BEGIN DATASET CONTENT
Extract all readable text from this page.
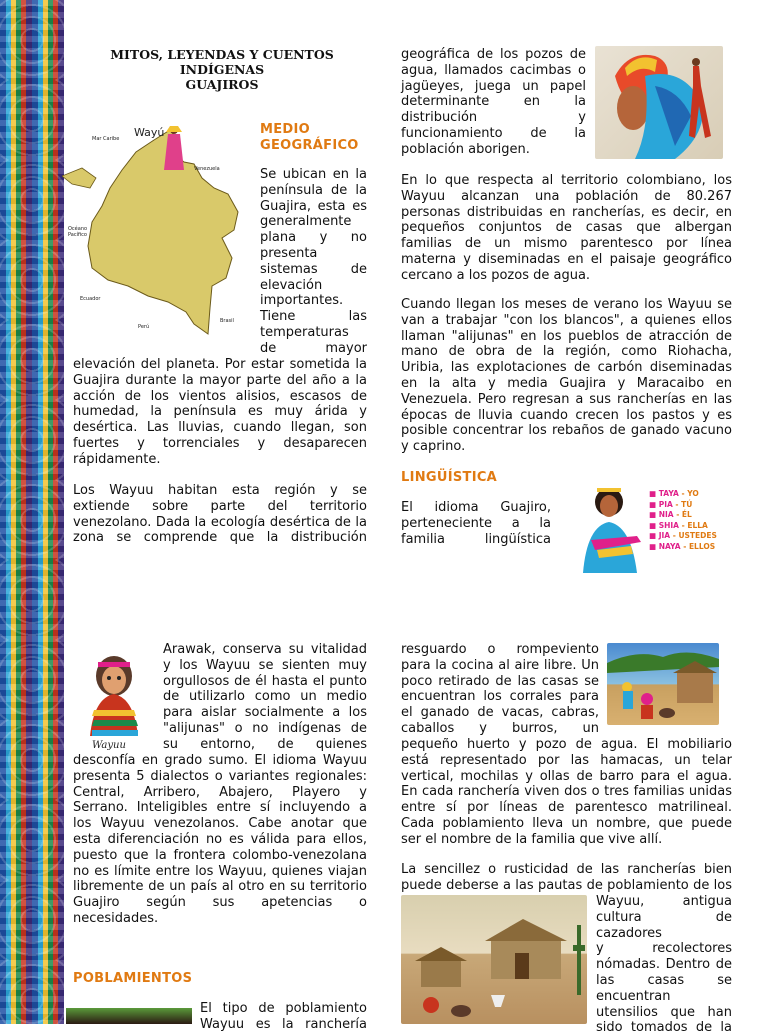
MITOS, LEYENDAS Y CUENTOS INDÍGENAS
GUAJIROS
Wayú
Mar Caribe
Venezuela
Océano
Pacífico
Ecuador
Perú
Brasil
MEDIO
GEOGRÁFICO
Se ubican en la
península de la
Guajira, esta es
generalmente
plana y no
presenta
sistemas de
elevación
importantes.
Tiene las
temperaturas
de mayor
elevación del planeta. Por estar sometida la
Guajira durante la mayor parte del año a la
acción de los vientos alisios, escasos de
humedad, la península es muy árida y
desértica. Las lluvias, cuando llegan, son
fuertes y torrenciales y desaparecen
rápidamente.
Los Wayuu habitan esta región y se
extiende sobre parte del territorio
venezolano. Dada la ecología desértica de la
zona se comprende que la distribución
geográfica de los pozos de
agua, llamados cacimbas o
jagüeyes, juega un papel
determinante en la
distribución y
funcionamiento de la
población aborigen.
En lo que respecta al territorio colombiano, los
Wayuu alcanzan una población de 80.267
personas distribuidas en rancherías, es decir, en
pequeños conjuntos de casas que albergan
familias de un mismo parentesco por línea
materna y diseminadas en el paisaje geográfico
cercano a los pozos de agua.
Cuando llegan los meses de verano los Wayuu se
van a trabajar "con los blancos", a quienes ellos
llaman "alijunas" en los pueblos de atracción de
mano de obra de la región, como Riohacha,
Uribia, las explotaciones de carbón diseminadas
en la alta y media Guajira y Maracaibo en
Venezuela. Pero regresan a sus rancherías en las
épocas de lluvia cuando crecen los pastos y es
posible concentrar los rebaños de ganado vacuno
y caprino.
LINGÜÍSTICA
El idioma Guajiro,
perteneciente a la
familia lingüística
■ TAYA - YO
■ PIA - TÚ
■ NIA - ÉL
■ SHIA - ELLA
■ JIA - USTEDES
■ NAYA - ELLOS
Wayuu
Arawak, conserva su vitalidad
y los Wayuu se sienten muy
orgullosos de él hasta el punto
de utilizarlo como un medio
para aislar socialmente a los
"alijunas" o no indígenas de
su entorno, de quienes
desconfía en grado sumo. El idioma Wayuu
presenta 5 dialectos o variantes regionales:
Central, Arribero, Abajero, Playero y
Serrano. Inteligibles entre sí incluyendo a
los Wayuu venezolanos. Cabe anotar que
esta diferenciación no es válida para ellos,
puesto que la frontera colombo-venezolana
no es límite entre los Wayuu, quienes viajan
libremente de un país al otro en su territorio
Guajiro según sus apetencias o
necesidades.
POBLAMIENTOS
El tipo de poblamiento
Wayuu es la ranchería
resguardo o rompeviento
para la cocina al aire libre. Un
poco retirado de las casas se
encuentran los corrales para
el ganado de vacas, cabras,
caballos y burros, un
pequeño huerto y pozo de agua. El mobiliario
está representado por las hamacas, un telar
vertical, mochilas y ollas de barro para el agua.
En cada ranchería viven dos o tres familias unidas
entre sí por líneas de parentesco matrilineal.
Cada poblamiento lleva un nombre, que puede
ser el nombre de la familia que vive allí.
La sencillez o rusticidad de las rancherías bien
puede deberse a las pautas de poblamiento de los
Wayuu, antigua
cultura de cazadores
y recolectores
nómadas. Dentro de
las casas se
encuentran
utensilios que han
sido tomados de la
END DATASET CONTENT
BEGIN DATASET CONTENT
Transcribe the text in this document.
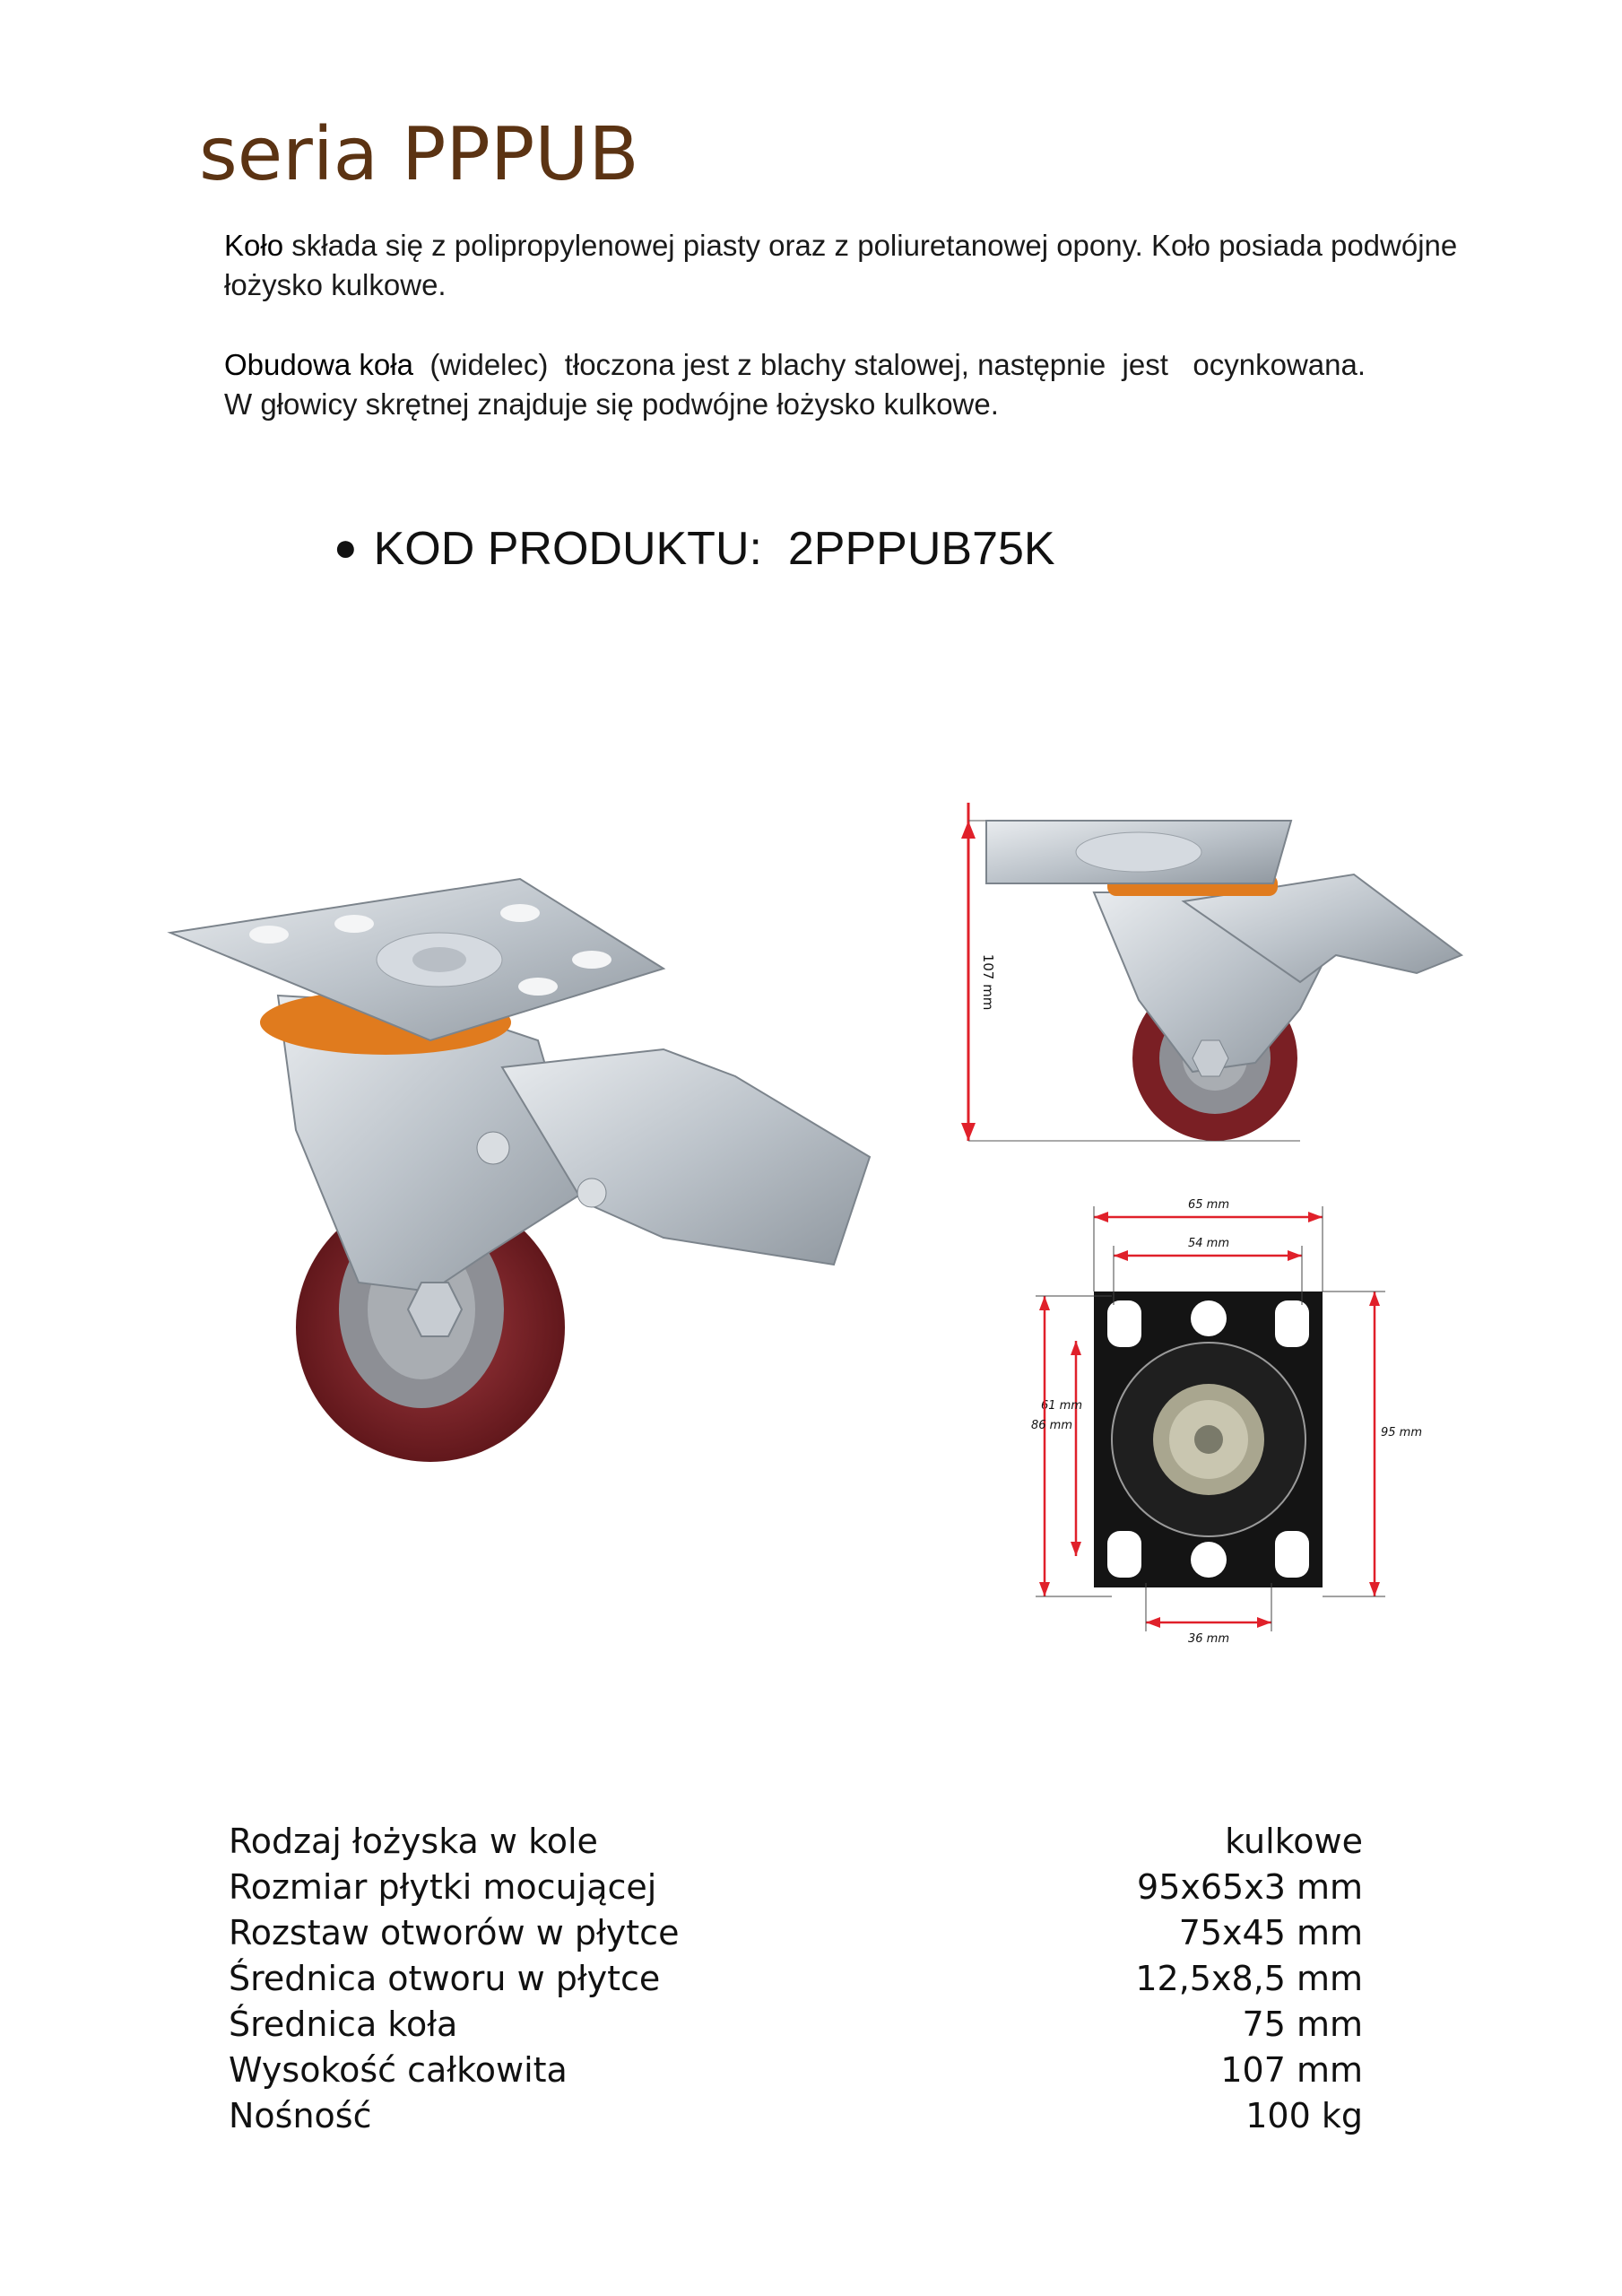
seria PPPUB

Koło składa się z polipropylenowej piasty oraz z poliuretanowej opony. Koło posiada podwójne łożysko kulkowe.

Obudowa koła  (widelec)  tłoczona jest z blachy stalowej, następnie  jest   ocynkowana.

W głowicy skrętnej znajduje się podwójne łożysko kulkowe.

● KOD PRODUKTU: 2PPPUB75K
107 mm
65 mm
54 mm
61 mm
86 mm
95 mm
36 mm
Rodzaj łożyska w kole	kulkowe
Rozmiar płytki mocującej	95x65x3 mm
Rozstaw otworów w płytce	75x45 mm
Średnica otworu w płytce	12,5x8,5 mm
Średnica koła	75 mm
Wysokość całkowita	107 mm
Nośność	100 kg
END DATASET CONTENT
BEGIN DATASET CONTENT
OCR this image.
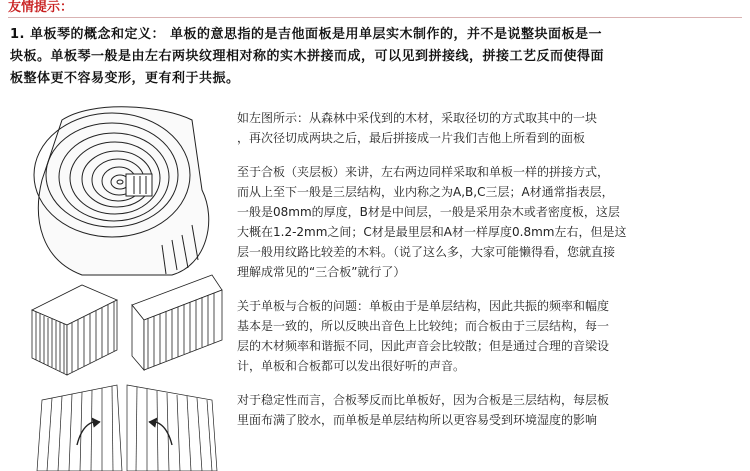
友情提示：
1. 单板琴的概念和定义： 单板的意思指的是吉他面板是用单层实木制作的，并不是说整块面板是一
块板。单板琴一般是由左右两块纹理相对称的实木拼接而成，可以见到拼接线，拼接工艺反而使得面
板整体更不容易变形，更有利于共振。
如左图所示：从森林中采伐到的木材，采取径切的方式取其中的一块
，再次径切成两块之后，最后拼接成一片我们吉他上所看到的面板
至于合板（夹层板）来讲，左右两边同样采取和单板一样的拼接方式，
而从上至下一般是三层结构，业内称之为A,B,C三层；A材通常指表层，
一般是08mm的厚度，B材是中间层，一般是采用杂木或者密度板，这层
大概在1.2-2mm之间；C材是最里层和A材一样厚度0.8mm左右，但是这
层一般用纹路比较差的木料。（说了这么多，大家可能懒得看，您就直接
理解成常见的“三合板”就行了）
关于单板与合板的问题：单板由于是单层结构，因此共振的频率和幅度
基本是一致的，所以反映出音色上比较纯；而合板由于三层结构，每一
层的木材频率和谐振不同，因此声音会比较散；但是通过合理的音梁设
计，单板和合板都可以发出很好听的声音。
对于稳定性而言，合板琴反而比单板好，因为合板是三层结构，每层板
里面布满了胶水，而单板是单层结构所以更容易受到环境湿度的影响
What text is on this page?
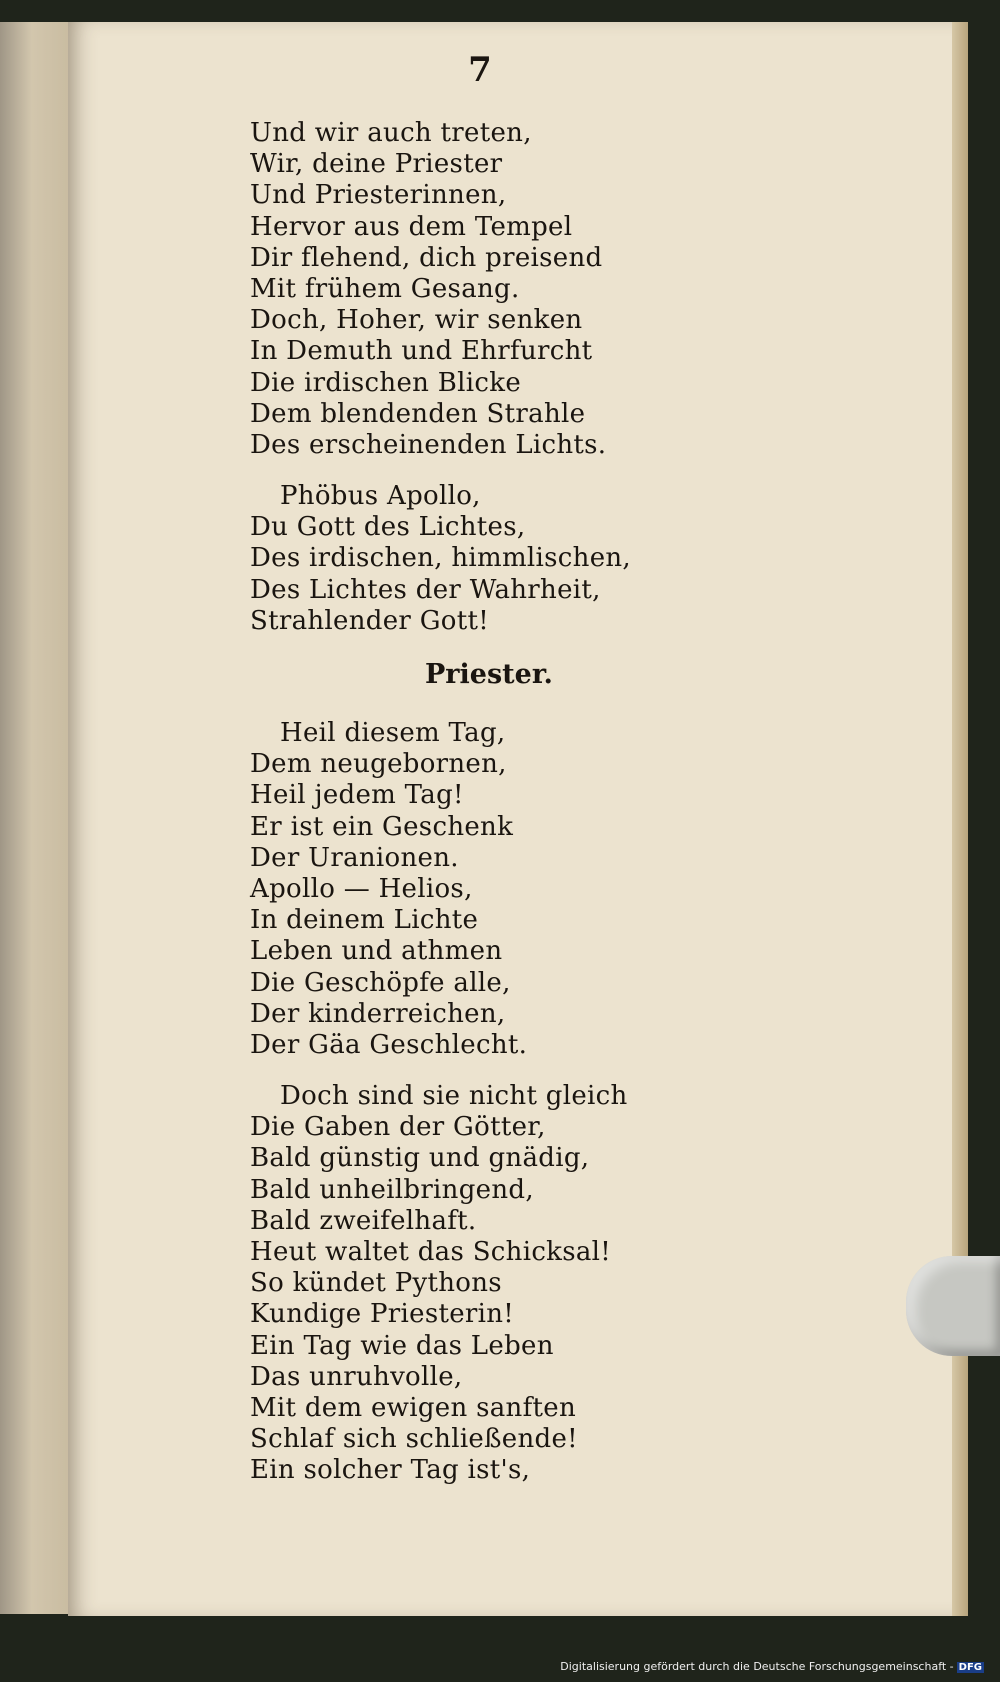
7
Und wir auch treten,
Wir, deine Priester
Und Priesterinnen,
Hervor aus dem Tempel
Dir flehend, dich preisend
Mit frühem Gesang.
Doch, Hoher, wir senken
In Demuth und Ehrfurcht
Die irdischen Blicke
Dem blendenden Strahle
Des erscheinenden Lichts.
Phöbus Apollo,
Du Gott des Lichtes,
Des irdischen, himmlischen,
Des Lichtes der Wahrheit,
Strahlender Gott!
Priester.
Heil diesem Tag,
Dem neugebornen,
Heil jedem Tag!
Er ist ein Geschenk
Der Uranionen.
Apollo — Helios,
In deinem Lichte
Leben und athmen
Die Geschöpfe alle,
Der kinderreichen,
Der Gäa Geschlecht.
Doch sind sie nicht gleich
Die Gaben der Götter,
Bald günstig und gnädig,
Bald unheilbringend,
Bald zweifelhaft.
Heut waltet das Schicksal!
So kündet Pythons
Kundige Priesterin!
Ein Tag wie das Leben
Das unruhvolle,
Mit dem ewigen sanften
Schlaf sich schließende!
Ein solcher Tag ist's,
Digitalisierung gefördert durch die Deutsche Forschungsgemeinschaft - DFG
END DATASET CONTENT
### SET TASK
Copy out all lines above that include the string "this".

### FULL RESPONSE
Extract all readable text from this page.
Transcribe the text in this document.
OCR this image.
What text is on this page?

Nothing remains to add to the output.